Reproduce the listing below in full and without alteration, apart from its pictures.

RECORDS TO PROCESS »
----------

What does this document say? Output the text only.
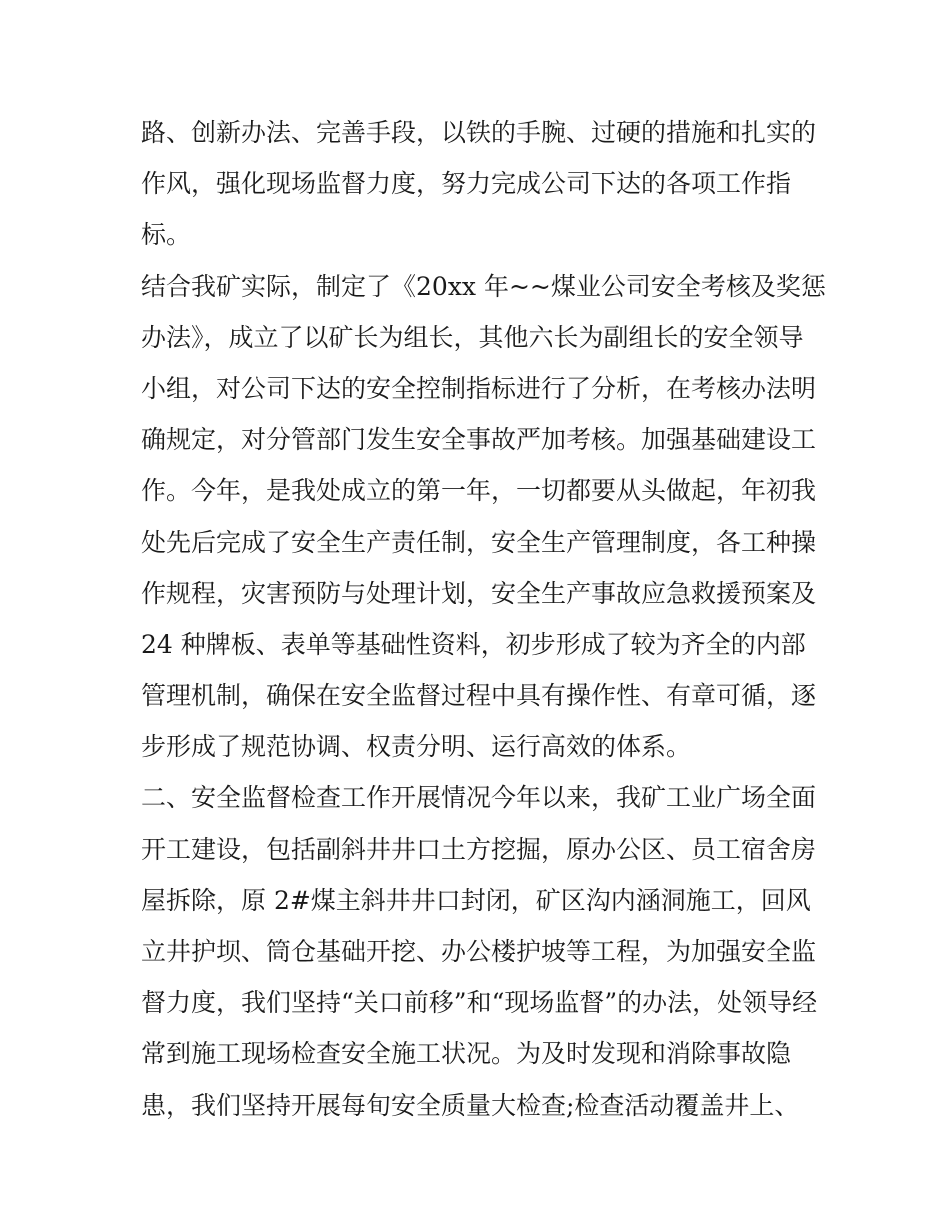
路、创新办法、完善手段，以铁的手腕、过硬的措施和扎实的
作风，强化现场监督力度，努力完成公司下达的各项工作指
标。
结合我矿实际，制定了《20xx 年~~煤业公司安全考核及奖惩
办法》，成立了以矿长为组长，其他六长为副组长的安全领导
小组，对公司下达的安全控制指标进行了分析，在考核办法明
确规定，对分管部门发生安全事故严加考核。加强基础建设工
作。今年，是我处成立的第一年，一切都要从头做起，年初我
处先后完成了安全生产责任制，安全生产管理制度，各工种操
作规程，灾害预防与处理计划，安全生产事故应急救援预案及
24 种牌板、表单等基础性资料，初步形成了较为齐全的内部
管理机制，确保在安全监督过程中具有操作性、有章可循，逐
步形成了规范协调、权责分明、运行高效的体系。
二、安全监督检查工作开展情况今年以来，我矿工业广场全面
开工建设，包括副斜井井口土方挖掘，原办公区、员工宿舍房
屋拆除，原 2#煤主斜井井口封闭，矿区沟内涵洞施工，回风
立井护坝、筒仓基础开挖、办公楼护坡等工程，为加强安全监
督力度，我们坚持“关口前移”和“现场监督”的办法，处领导经
常到施工现场检查安全施工状况。为及时发现和消除事故隐
患，我们坚持开展每旬安全质量大检查;检查活动覆盖井上、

----------

RESULT BELOW »
What does this document say? Output the text only.
路、创新办法、完善手段，以铁的手腕、过硬的措施和扎实的
作风，强化现场监督力度，努力完成公司下达的各项工作指
标。
结合我矿实际，制定了《20xx 年~~煤业公司安全考核及奖惩
办法》，成立了以矿长为组长，其他六长为副组长的安全领导
小组，对公司下达的安全控制指标进行了分析，在考核办法明
确规定，对分管部门发生安全事故严加考核。加强基础建设工
作。今年，是我处成立的第一年，一切都要从头做起，年初我
处先后完成了安全生产责任制，安全生产管理制度，各工种操
作规程，灾害预防与处理计划，安全生产事故应急救援预案及
24 种牌板、表单等基础性资料，初步形成了较为齐全的内部
管理机制，确保在安全监督过程中具有操作性、有章可循，逐
步形成了规范协调、权责分明、运行高效的体系。
二、安全监督检查工作开展情况今年以来，我矿工业广场全面
开工建设，包括副斜井井口土方挖掘，原办公区、员工宿舍房
屋拆除，原 2#煤主斜井井口封闭，矿区沟内涵洞施工，回风
立井护坝、筒仓基础开挖、办公楼护坡等工程，为加强安全监
督力度，我们坚持“关口前移”和“现场监督”的办法，处领导经
常到施工现场检查安全施工状况。为及时发现和消除事故隐
患，我们坚持开展每旬安全质量大检查;检查活动覆盖井上、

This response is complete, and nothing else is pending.